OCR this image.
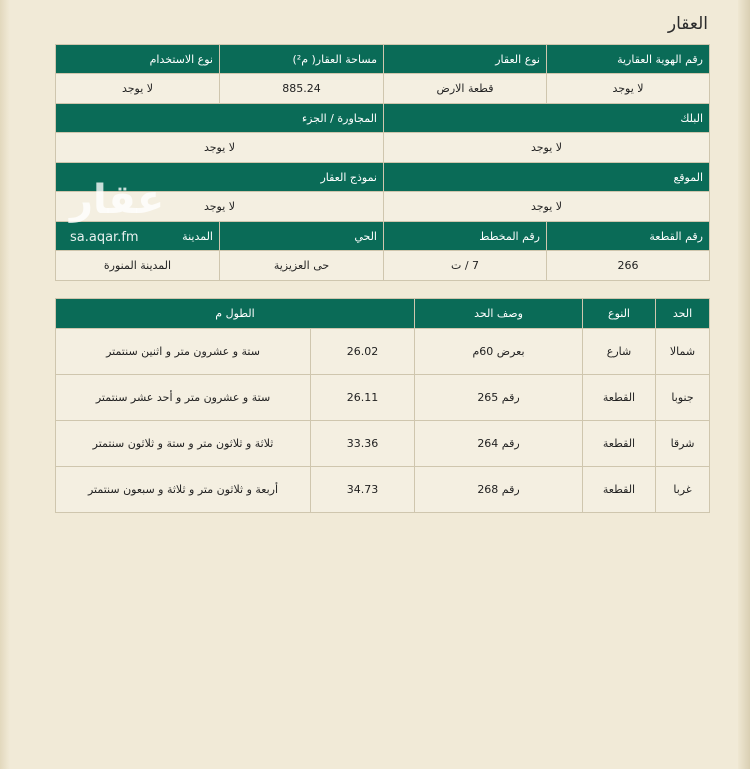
العقار
رقم الهوية العقارية	نوع العقار	مساحة العقار( م²)	نوع الاستخدام
لا يوجد	قطعة الارض	885.24	لا يوجد
البلك		المجاورة / الجزء	
لا يوجد		لا يوجد	
الموقع		نموذج العقار	
لا يوجد		لا يوجد	
رقم القطعة	رقم المخطط	الحي	المدينة
266	7 / ت	حى العزيزية	المدينة المنورة
الحد	النوع	وصف الحد	الطول م	
شمالا	شارع	بعرض 60م	26.02	ستة و عشرون متر و اثنين سنتمتر
جنوبا	القطعة	رقم 265	26.11	ستة و عشرون متر و أحد عشر سنتمتر
شرقا	القطعة	رقم 264	33.36	ثلاثة و ثلاثون متر و ستة و ثلاثون سنتمتر
غربا	القطعة	رقم 268	34.73	أربعة و ثلاثون متر و ثلاثة و سبعون سنتمتر
عقار
sa.aqar.fm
☆ ☆ ☆ ☆
## Your objective
Reproduce the entries above exactly. Do not include the images.

## Answer
OCR this image.
العقار
رقم الهوية العقارية	نوع العقار	مساحة العقار( م²)	نوع الاستخدام
لا يوجد	قطعة الارض	885.24	لا يوجد
البلك		المجاورة / الجزء	
لا يوجد		لا يوجد	
الموقع		نموذج العقار	
لا يوجد		لا يوجد	
رقم القطعة	رقم المخطط	الحي	المدينة
266	7 / ت	حى العزيزية	المدينة المنورة
الحد	النوع	وصف الحد	الطول م	
شمالا	شارع	بعرض 60م	26.02	ستة و عشرون متر و اثنين سنتمتر
جنوبا	القطعة	رقم 265	26.11	ستة و عشرون متر و أحد عشر سنتمتر
شرقا	القطعة	رقم 264	33.36	ثلاثة و ثلاثون متر و ستة و ثلاثون سنتمتر
غربا	القطعة	رقم 268	34.73	أربعة و ثلاثون متر و ثلاثة و سبعون سنتمتر
عقار
sa.aqar.fm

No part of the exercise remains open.